[Saved entries]

<<<<

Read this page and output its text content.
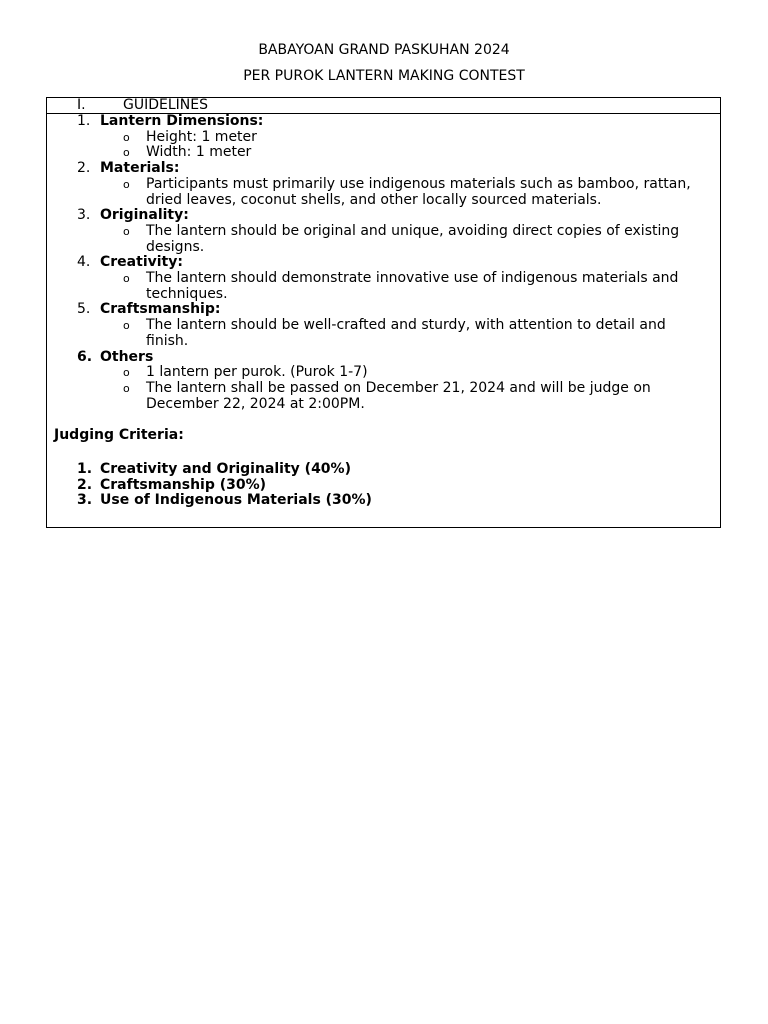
BABAYOAN GRAND PASKUHAN 2024
PER PUROK LANTERN MAKING CONTEST
I.	GUIDELINES
1. Lantern Dimensions:
o Height: 1 meter
o Width: 1 meter
2. Materials:
o Participants must primarily use indigenous materials such as bamboo, rattan, dried leaves, coconut shells, and other locally sourced materials.
3. Originality:
o The lantern should be original and unique, avoiding direct copies of existing designs.
4. Creativity:
o The lantern should demonstrate innovative use of indigenous materials and techniques.
5. Craftsmanship:
o The lantern should be well-crafted and sturdy, with attention to detail and finish.
6. Others
o 1 lantern per purok. (Purok 1-7)
o The lantern shall be passed on December 21, 2024 and will be judge on December 22, 2024 at 2:00PM.
Judging Criteria:
1. Creativity and Originality (40%)
2. Craftsmanship (30%)
3. Use of Indigenous Materials (30%)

>>>>

The material above must be printed exactly, with its pictures left out.

Read this page and output its text content.
BABAYOAN GRAND PASKUHAN 2024
PER PUROK LANTERN MAKING CONTEST
I.	GUIDELINES
1. Lantern Dimensions:
o Height: 1 meter
o Width: 1 meter
2. Materials:
o Participants must primarily use indigenous materials such as bamboo, rattan, dried leaves, coconut shells, and other locally sourced materials.
3. Originality:
o The lantern should be original and unique, avoiding direct copies of existing designs.
4. Creativity:
o The lantern should demonstrate innovative use of indigenous materials and techniques.
5. Craftsmanship:
o The lantern should be well-crafted and sturdy, with attention to detail and finish.
6. Others
o 1 lantern per purok. (Purok 1-7)
o The lantern shall be passed on December 21, 2024 and will be judge on December 22, 2024 at 2:00PM.
Judging Criteria:
1. Creativity and Originality (40%)
2. Craftsmanship (30%)
3. Use of Indigenous Materials (30%)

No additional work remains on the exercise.